• TASK BRIEF
Copy out the entries in full and with complete accuracy; pictures are excluded.

(Data entries for graphics)

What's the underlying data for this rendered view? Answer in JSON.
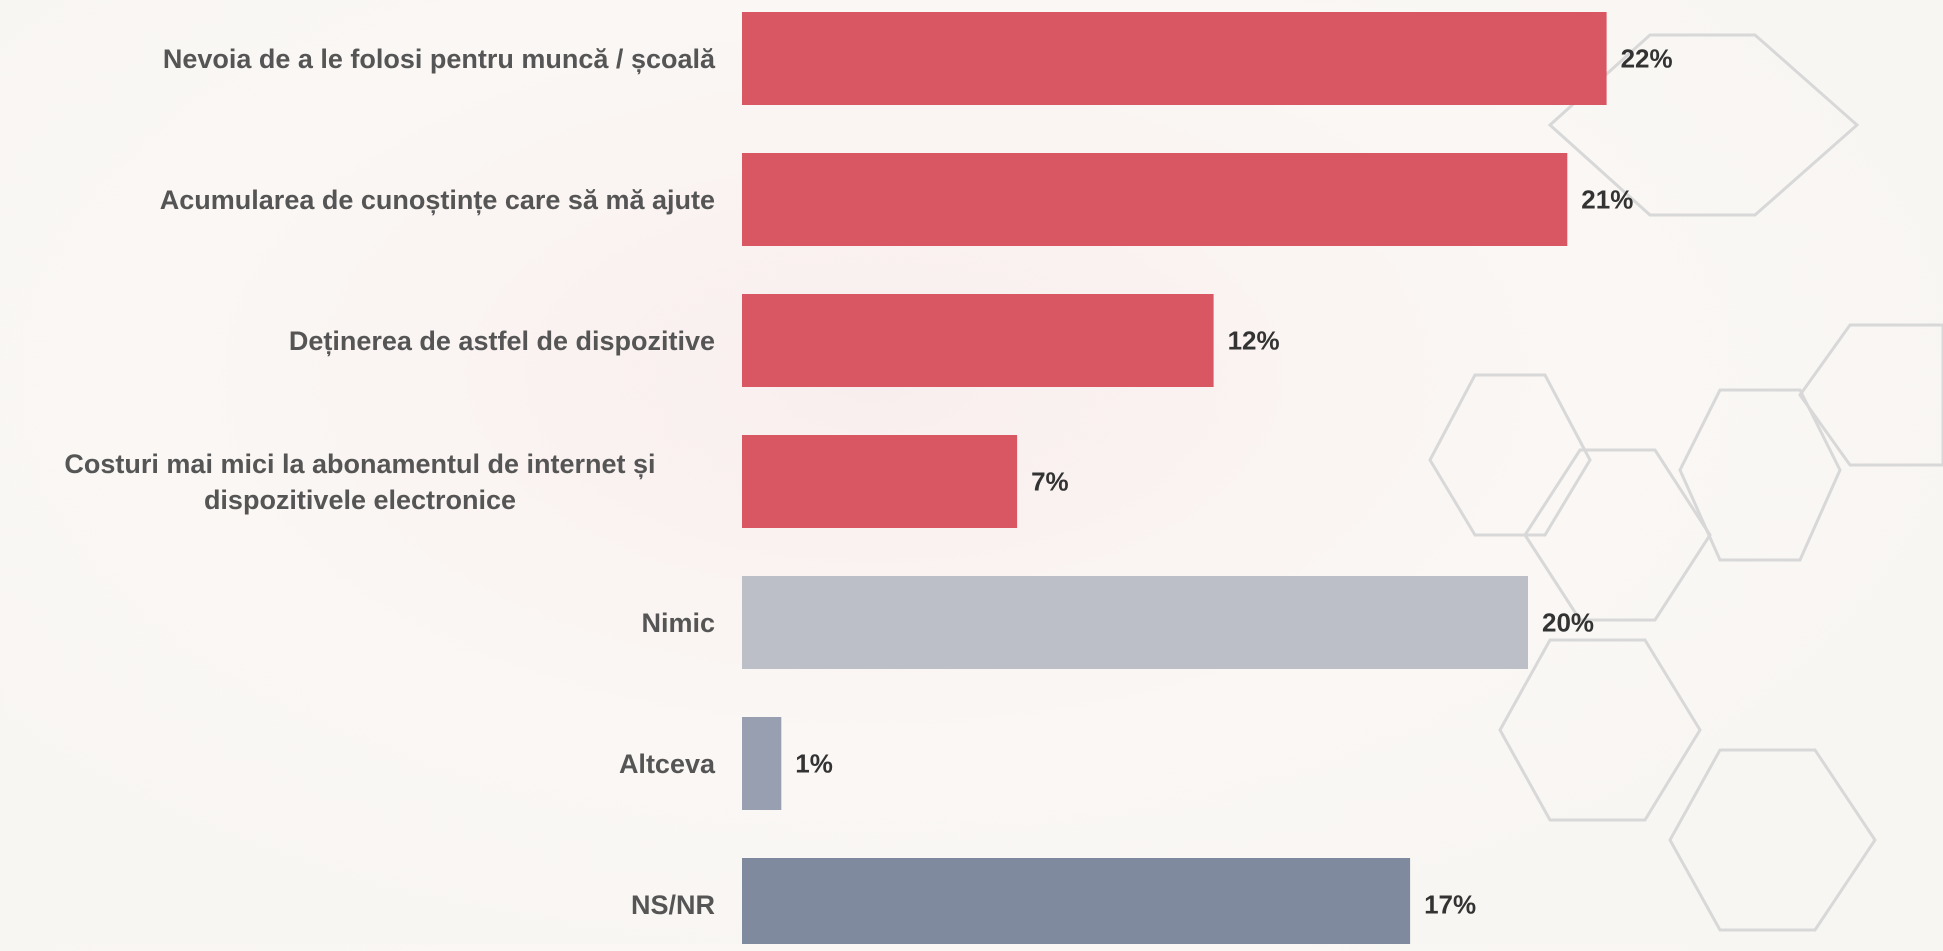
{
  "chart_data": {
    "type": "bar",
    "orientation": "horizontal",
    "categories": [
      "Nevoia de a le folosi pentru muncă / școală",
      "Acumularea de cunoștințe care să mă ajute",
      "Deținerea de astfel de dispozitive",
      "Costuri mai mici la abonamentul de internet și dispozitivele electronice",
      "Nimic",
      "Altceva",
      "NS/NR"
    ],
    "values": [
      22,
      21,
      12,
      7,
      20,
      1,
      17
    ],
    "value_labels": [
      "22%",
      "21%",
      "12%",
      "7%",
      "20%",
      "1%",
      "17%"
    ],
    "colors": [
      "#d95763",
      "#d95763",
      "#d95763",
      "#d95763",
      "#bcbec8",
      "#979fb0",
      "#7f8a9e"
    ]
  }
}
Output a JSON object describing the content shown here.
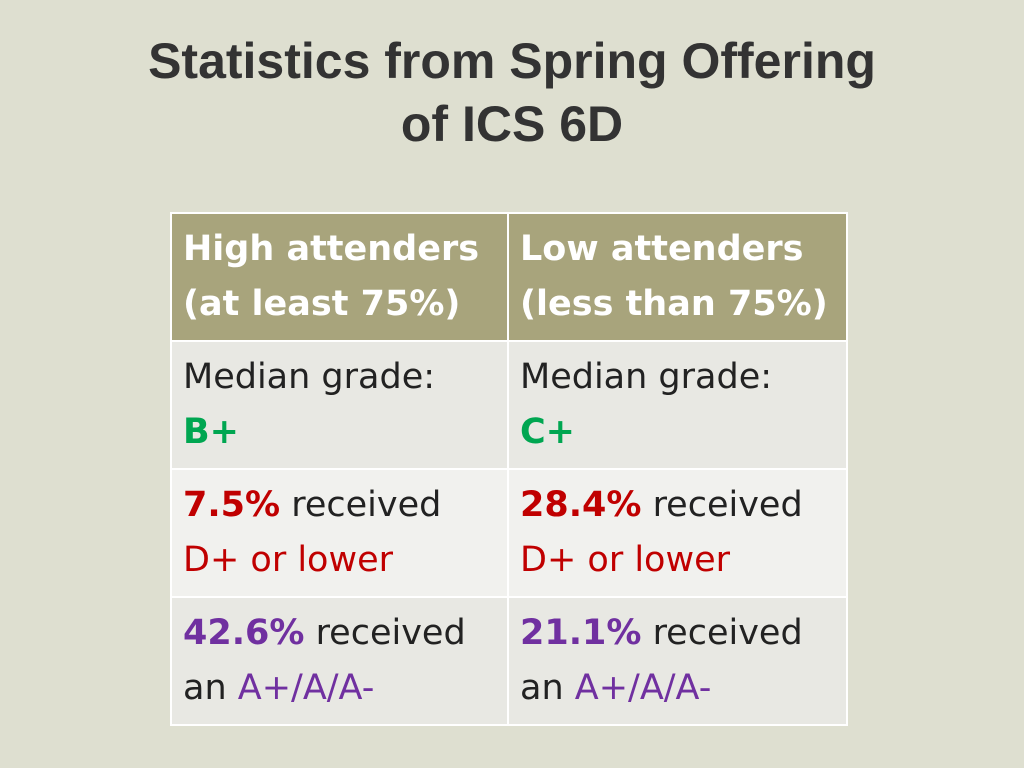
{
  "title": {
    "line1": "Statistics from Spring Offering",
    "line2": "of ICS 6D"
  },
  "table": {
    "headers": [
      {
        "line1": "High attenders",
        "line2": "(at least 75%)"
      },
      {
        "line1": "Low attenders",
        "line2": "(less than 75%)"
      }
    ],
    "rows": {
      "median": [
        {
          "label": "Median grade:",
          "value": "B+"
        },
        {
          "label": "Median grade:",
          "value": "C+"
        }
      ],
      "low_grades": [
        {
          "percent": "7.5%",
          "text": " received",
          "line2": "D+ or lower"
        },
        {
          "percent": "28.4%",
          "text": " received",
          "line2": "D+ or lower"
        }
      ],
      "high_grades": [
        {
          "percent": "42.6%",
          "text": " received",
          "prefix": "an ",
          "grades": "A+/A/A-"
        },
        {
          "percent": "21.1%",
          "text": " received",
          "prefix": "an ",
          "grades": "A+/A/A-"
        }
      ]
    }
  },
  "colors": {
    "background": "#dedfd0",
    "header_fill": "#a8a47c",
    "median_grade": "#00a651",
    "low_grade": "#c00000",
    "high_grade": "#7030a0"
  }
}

• SOLUTION FOR THIS TASK
What's the underlying data for this rendered view? Answer in JSON.
{
  "chart_data": {
    "type": "bar",
    "orientation": "horizontal",
    "categories": [
      "Nevoia de a le folosi pentru muncă / școală",
      "Acumularea de cunoștințe care să mă ajute",
      "Deținerea de astfel de dispozitive",
      "Costuri mai mici la abonamentul de internet și dispozitivele electronice",
      "Nimic",
      "Altceva",
      "NS/NR"
    ],
    "values": [
      22,
      21,
      12,
      7,
      20,
      1,
      17
    ],
    "value_labels": [
      "22%",
      "21%",
      "12%",
      "7%",
      "20%",
      "1%",
      "17%"
    ],
    "colors": [
      "#d95763",
      "#d95763",
      "#d95763",
      "#d95763",
      "#bcbec8",
      "#979fb0",
      "#7f8a9e"
    ]
  }
}
Output a JSON object describing the content shown here.
{
  "title": {
    "line1": "Statistics from Spring Offering",
    "line2": "of ICS 6D"
  },
  "table": {
    "headers": [
      {
        "line1": "High attenders",
        "line2": "(at least 75%)"
      },
      {
        "line1": "Low attenders",
        "line2": "(less than 75%)"
      }
    ],
    "rows": {
      "median": [
        {
          "label": "Median grade:",
          "value": "B+"
        },
        {
          "label": "Median grade:",
          "value": "C+"
        }
      ],
      "low_grades": [
        {
          "percent": "7.5%",
          "text": " received",
          "line2": "D+ or lower"
        },
        {
          "percent": "28.4%",
          "text": " received",
          "line2": "D+ or lower"
        }
      ],
      "high_grades": [
        {
          "percent": "42.6%",
          "text": " received",
          "prefix": "an ",
          "grades": "A+/A/A-"
        },
        {
          "percent": "21.1%",
          "text": " received",
          "prefix": "an ",
          "grades": "A+/A/A-"
        }
      ]
    }
  },
  "colors": {
    "background": "#dedfd0",
    "header_fill": "#a8a47c",
    "median_grade": "#00a651",
    "low_grade": "#c00000",
    "high_grade": "#7030a0"
  }
}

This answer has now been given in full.